▶ **Records for the exercise**

------------

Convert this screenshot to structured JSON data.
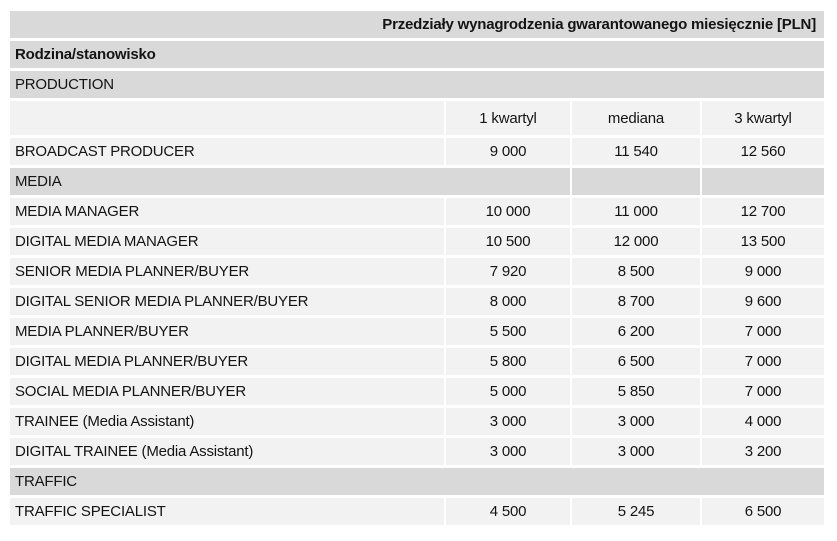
{
  "title": "Przedziały wynagrodzenia gwarantowanego miesięcznie [PLN]",
  "family_header": "Rodzina/stanowisko",
  "columns": {
    "q1": "1 kwartyl",
    "median": "mediana",
    "q3": "3 kwartyl"
  },
  "sections": {
    "production": {
      "label": "PRODUCTION",
      "rows": [
        {
          "name": "BROADCAST PRODUCER",
          "q1": "9 000",
          "median": "11 540",
          "q3": "12 560"
        }
      ]
    },
    "media": {
      "label": "MEDIA",
      "rows": [
        {
          "name": "MEDIA MANAGER",
          "q1": "10 000",
          "median": "11 000",
          "q3": "12 700"
        },
        {
          "name": "DIGITAL MEDIA MANAGER",
          "q1": "10 500",
          "median": "12 000",
          "q3": "13 500"
        },
        {
          "name": "SENIOR MEDIA PLANNER/BUYER",
          "q1": "7 920",
          "median": "8 500",
          "q3": "9 000"
        },
        {
          "name": "DIGITAL SENIOR MEDIA PLANNER/BUYER",
          "q1": "8 000",
          "median": "8 700",
          "q3": "9 600"
        },
        {
          "name": "MEDIA PLANNER/BUYER",
          "q1": "5 500",
          "median": "6 200",
          "q3": "7 000"
        },
        {
          "name": "DIGITAL MEDIA PLANNER/BUYER",
          "q1": "5 800",
          "median": "6 500",
          "q3": "7 000"
        },
        {
          "name": "SOCIAL MEDIA PLANNER/BUYER",
          "q1": "5 000",
          "median": "5 850",
          "q3": "7 000"
        },
        {
          "name": "TRAINEE (Media Assistant)",
          "q1": "3 000",
          "median": "3 000",
          "q3": "4 000"
        },
        {
          "name": "DIGITAL TRAINEE (Media Assistant)",
          "q1": "3 000",
          "median": "3 000",
          "q3": "3 200"
        }
      ]
    },
    "traffic": {
      "label": "TRAFFIC",
      "rows": [
        {
          "name": "TRAFFIC SPECIALIST",
          "q1": "4 500",
          "median": "5 245",
          "q3": "6 500"
        }
      ]
    }
  },
  "colors": {
    "band_bg": "#d9d9d9",
    "row_bg": "#f2f2f2",
    "text": "#141414"
  }
}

------------

▶ **Stated exercise**
Using the entries above, return each line that includes the word "name".

▶ **Task solution**
          "name": "BROADCAST PRODUCER",
          "name": "MEDIA MANAGER",
          "name": "DIGITAL MEDIA MANAGER",
          "name": "SENIOR MEDIA PLANNER/BUYER",
          "name": "DIGITAL SENIOR MEDIA PLANNER/BUYER",
          "name": "MEDIA PLANNER/BUYER",
          "name": "DIGITAL MEDIA PLANNER/BUYER",
          "name": "SOCIAL MEDIA PLANNER/BUYER",
          "name": "TRAINEE (Media Assistant)",
          "name": "DIGITAL TRAINEE (Media Assistant)",
          "name": "TRAFFIC SPECIALIST",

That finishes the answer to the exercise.